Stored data
____________
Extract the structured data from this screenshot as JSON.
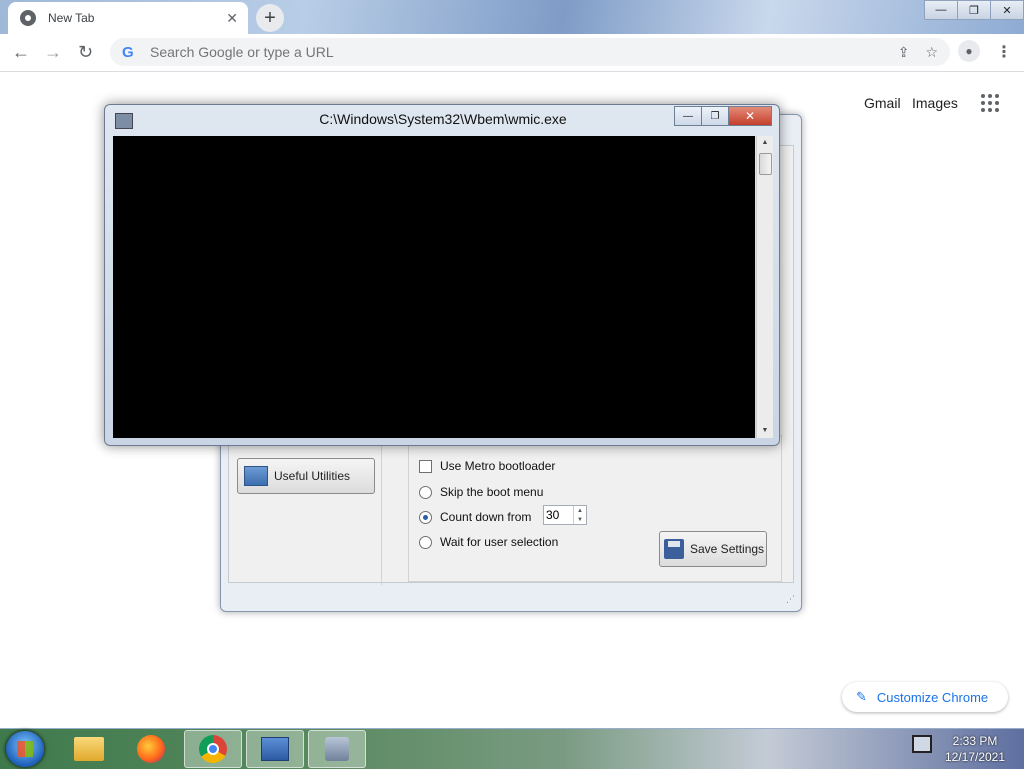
{
  "browser": {
    "tab_title": "New Tab",
    "tab_close": "✕",
    "new_tab": "+",
    "omnibox_placeholder": "Search Google or type a URL",
    "window_controls": {
      "minimize": "—",
      "restore": "❐",
      "close": "✕"
    },
    "nav": {
      "back": "←",
      "forward": "→",
      "reload": "↻"
    }
  },
  "ntp": {
    "gmail": "Gmail",
    "images": "Images",
    "customize": "Customize Chrome"
  },
  "console": {
    "title": "C:\\Windows\\System32\\Wbem\\wmic.exe",
    "min": "—",
    "max": "❐",
    "close": "✕"
  },
  "dialog": {
    "useful_utilities": "Useful Utilities",
    "use_metro_bootloader": "Use Metro bootloader",
    "skip_boot_menu": "Skip the boot menu",
    "count_down_from": "Count down from",
    "countdown_value": "30",
    "wait_for_user": "Wait for user selection",
    "save_settings": "Save Settings"
  },
  "taskbar": {
    "time": "2:33 PM",
    "date": "12/17/2021"
  }
}
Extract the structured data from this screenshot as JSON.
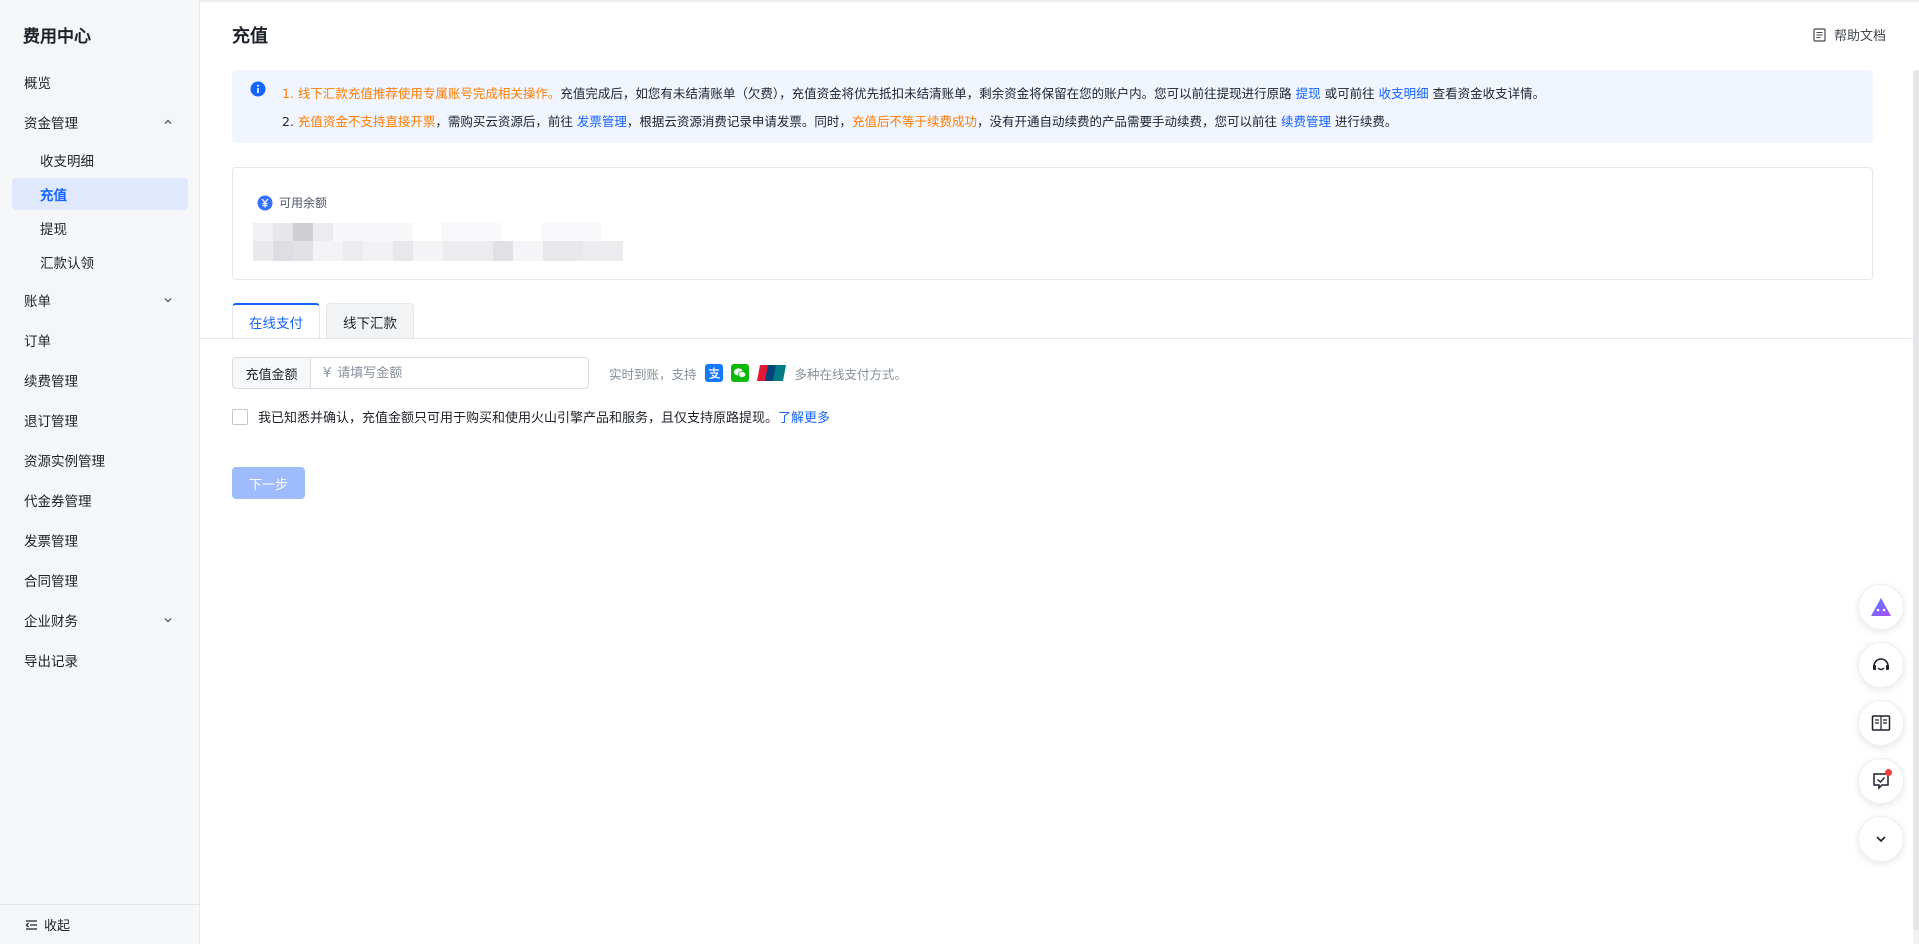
{
  "sidebar": {
    "title": "费用中心",
    "items": [
      {
        "label": "概览"
      },
      {
        "label": "资金管理"
      },
      {
        "label": "收支明细"
      },
      {
        "label": "充值"
      },
      {
        "label": "提现"
      },
      {
        "label": "汇款认领"
      },
      {
        "label": "账单"
      },
      {
        "label": "订单"
      },
      {
        "label": "续费管理"
      },
      {
        "label": "退订管理"
      },
      {
        "label": "资源实例管理"
      },
      {
        "label": "代金券管理"
      },
      {
        "label": "发票管理"
      },
      {
        "label": "合同管理"
      },
      {
        "label": "企业财务"
      },
      {
        "label": "导出记录"
      }
    ],
    "collapse_label": "收起"
  },
  "header": {
    "title": "充值",
    "help_label": "帮助文档"
  },
  "notice": {
    "line1": {
      "prefix": "1. ",
      "highlight": "线下汇款充值推荐使用专属账号完成相关操作。",
      "text_a": "充值完成后，如您有未结清账单（欠费），充值资金将优先抵扣未结清账单，剩余资金将保留在您的账户内。您可以前往提现进行原路 ",
      "link_a": "提现",
      "text_b": " 或可前往 ",
      "link_b": "收支明细",
      "text_c": " 查看资金收支详情。"
    },
    "line2": {
      "prefix": "2. ",
      "highlight_a": "充值资金不支持直接开票",
      "text_a": "，需购买云资源后，前往 ",
      "link_a": "发票管理",
      "text_b": "，根据云资源消费记录申请发票。同时，",
      "highlight_b": "充值后不等于续费成功",
      "text_c": "，没有开通自动续费的产品需要手动续费，您可以前往 ",
      "link_b": "续费管理",
      "text_d": " 进行续费。"
    }
  },
  "balance": {
    "label": "可用余额"
  },
  "tabs": [
    {
      "label": "在线支付"
    },
    {
      "label": "线下汇款"
    }
  ],
  "form": {
    "amount_label": "充值金额",
    "currency_symbol": "¥",
    "amount_value": "",
    "amount_placeholder": "请填写金额",
    "pay_hint_prefix": "实时到账，支持",
    "pay_hint_suffix": "多种在线支付方式。",
    "agree_text": "我已知悉并确认，充值金额只可用于购买和使用火山引擎产品和服务，且仅支持原路提现。",
    "agree_link": "了解更多",
    "next_label": "下一步"
  },
  "colors": {
    "primary": "#1664ff",
    "warning": "#ff7d00",
    "notice_bg": "#f0f5ff",
    "active_nav_bg": "#e0e8fd",
    "disabled_btn": "#9ebcfb"
  },
  "icons": {
    "notice": "info-icon",
    "help": "document-icon",
    "balance": "yuan-icon",
    "payments": [
      "alipay-icon",
      "wechat-pay-icon",
      "unionpay-icon"
    ],
    "float_tools": [
      "ai-assistant-icon",
      "customer-service-icon",
      "manual-book-icon",
      "feedback-icon",
      "collapse-down-icon"
    ],
    "collapse": "collapse-menu-icon"
  }
}
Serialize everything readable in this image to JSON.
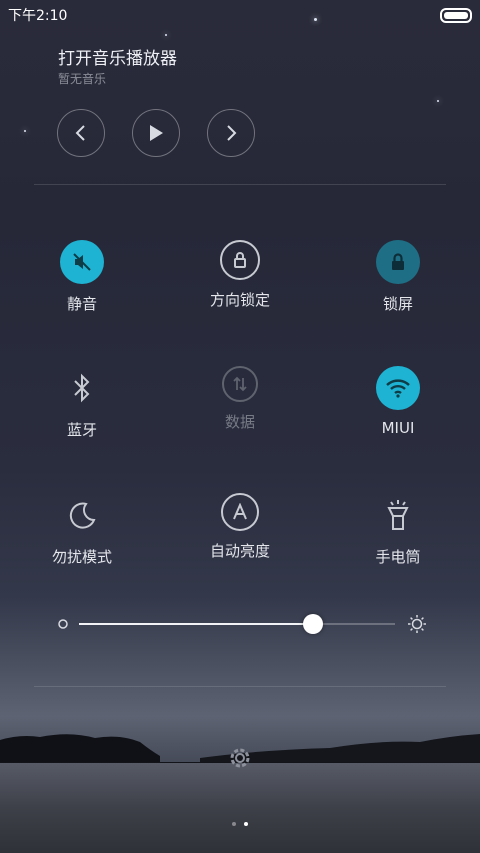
{
  "status_bar": {
    "time": "下午2:10"
  },
  "music": {
    "title": "打开音乐播放器",
    "subtitle": "暂无音乐"
  },
  "toggles": [
    {
      "label": "静音",
      "icon": "mute-icon",
      "state": "on"
    },
    {
      "label": "方向锁定",
      "icon": "rotation-lock-icon",
      "state": "off"
    },
    {
      "label": "锁屏",
      "icon": "lock-icon",
      "state": "on"
    },
    {
      "label": "蓝牙",
      "icon": "bluetooth-icon",
      "state": "off"
    },
    {
      "label": "数据",
      "icon": "mobile-data-icon",
      "state": "disabled"
    },
    {
      "label": "MIUI",
      "icon": "wifi-icon",
      "state": "on"
    },
    {
      "label": "勿扰模式",
      "icon": "moon-icon",
      "state": "off"
    },
    {
      "label": "自动亮度",
      "icon": "auto-brightness-icon",
      "state": "off"
    },
    {
      "label": "手电筒",
      "icon": "flashlight-icon",
      "state": "off"
    }
  ],
  "brightness": {
    "level": 0.74
  },
  "colors": {
    "accent": "#1eb3d2",
    "lock_accent": "#1e6f86"
  },
  "pager": {
    "pages": 2,
    "active": 2
  }
}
____________
- Written instruction: In your copy, leave out the pictures and reproduce the material above exactly.

- Answer to this task:
Extract the structured data from this screenshot as JSON.
{
  "browser": {
    "tab_title": "New Tab",
    "tab_close": "✕",
    "new_tab": "+",
    "omnibox_placeholder": "Search Google or type a URL",
    "window_controls": {
      "minimize": "—",
      "restore": "❐",
      "close": "✕"
    },
    "nav": {
      "back": "←",
      "forward": "→",
      "reload": "↻"
    }
  },
  "ntp": {
    "gmail": "Gmail",
    "images": "Images",
    "customize": "Customize Chrome"
  },
  "console": {
    "title": "C:\\Windows\\System32\\Wbem\\wmic.exe",
    "min": "—",
    "max": "❐",
    "close": "✕"
  },
  "dialog": {
    "useful_utilities": "Useful Utilities",
    "use_metro_bootloader": "Use Metro bootloader",
    "skip_boot_menu": "Skip the boot menu",
    "count_down_from": "Count down from",
    "countdown_value": "30",
    "wait_for_user": "Wait for user selection",
    "save_settings": "Save Settings"
  },
  "taskbar": {
    "time": "2:33 PM",
    "date": "12/17/2021"
  }
}
Extract the structured data from this screenshot as JSON.
{
  "sidebar": {
    "title": "费用中心",
    "items": [
      {
        "label": "概览"
      },
      {
        "label": "资金管理"
      },
      {
        "label": "收支明细"
      },
      {
        "label": "充值"
      },
      {
        "label": "提现"
      },
      {
        "label": "汇款认领"
      },
      {
        "label": "账单"
      },
      {
        "label": "订单"
      },
      {
        "label": "续费管理"
      },
      {
        "label": "退订管理"
      },
      {
        "label": "资源实例管理"
      },
      {
        "label": "代金券管理"
      },
      {
        "label": "发票管理"
      },
      {
        "label": "合同管理"
      },
      {
        "label": "企业财务"
      },
      {
        "label": "导出记录"
      }
    ],
    "collapse_label": "收起"
  },
  "header": {
    "title": "充值",
    "help_label": "帮助文档"
  },
  "notice": {
    "line1": {
      "prefix": "1. ",
      "highlight": "线下汇款充值推荐使用专属账号完成相关操作。",
      "text_a": "充值完成后，如您有未结清账单（欠费），充值资金将优先抵扣未结清账单，剩余资金将保留在您的账户内。您可以前往提现进行原路 ",
      "link_a": "提现",
      "text_b": " 或可前往 ",
      "link_b": "收支明细",
      "text_c": " 查看资金收支详情。"
    },
    "line2": {
      "prefix": "2. ",
      "highlight_a": "充值资金不支持直接开票",
      "text_a": "，需购买云资源后，前往 ",
      "link_a": "发票管理",
      "text_b": "，根据云资源消费记录申请发票。同时，",
      "highlight_b": "充值后不等于续费成功",
      "text_c": "，没有开通自动续费的产品需要手动续费，您可以前往 ",
      "link_b": "续费管理",
      "text_d": " 进行续费。"
    }
  },
  "balance": {
    "label": "可用余额"
  },
  "tabs": [
    {
      "label": "在线支付"
    },
    {
      "label": "线下汇款"
    }
  ],
  "form": {
    "amount_label": "充值金额",
    "currency_symbol": "¥",
    "amount_value": "",
    "amount_placeholder": "请填写金额",
    "pay_hint_prefix": "实时到账，支持",
    "pay_hint_suffix": "多种在线支付方式。",
    "agree_text": "我已知悉并确认，充值金额只可用于购买和使用火山引擎产品和服务，且仅支持原路提现。",
    "agree_link": "了解更多",
    "next_label": "下一步"
  },
  "colors": {
    "primary": "#1664ff",
    "warning": "#ff7d00",
    "notice_bg": "#f0f5ff",
    "active_nav_bg": "#e0e8fd",
    "disabled_btn": "#9ebcfb"
  },
  "icons": {
    "notice": "info-icon",
    "help": "document-icon",
    "balance": "yuan-icon",
    "payments": [
      "alipay-icon",
      "wechat-pay-icon",
      "unionpay-icon"
    ],
    "float_tools": [
      "ai-assistant-icon",
      "customer-service-icon",
      "manual-book-icon",
      "feedback-icon",
      "collapse-down-icon"
    ],
    "collapse": "collapse-menu-icon"
  }
}
Serialize everything readable in this image to JSON.
{
  "status_bar": {
    "time": "下午2:10"
  },
  "music": {
    "title": "打开音乐播放器",
    "subtitle": "暂无音乐"
  },
  "toggles": [
    {
      "label": "静音",
      "icon": "mute-icon",
      "state": "on"
    },
    {
      "label": "方向锁定",
      "icon": "rotation-lock-icon",
      "state": "off"
    },
    {
      "label": "锁屏",
      "icon": "lock-icon",
      "state": "on"
    },
    {
      "label": "蓝牙",
      "icon": "bluetooth-icon",
      "state": "off"
    },
    {
      "label": "数据",
      "icon": "mobile-data-icon",
      "state": "disabled"
    },
    {
      "label": "MIUI",
      "icon": "wifi-icon",
      "state": "on"
    },
    {
      "label": "勿扰模式",
      "icon": "moon-icon",
      "state": "off"
    },
    {
      "label": "自动亮度",
      "icon": "auto-brightness-icon",
      "state": "off"
    },
    {
      "label": "手电筒",
      "icon": "flashlight-icon",
      "state": "off"
    }
  ],
  "brightness": {
    "level": 0.74
  },
  "colors": {
    "accent": "#1eb3d2",
    "lock_accent": "#1e6f86"
  },
  "pager": {
    "pages": 2,
    "active": 2
  }
}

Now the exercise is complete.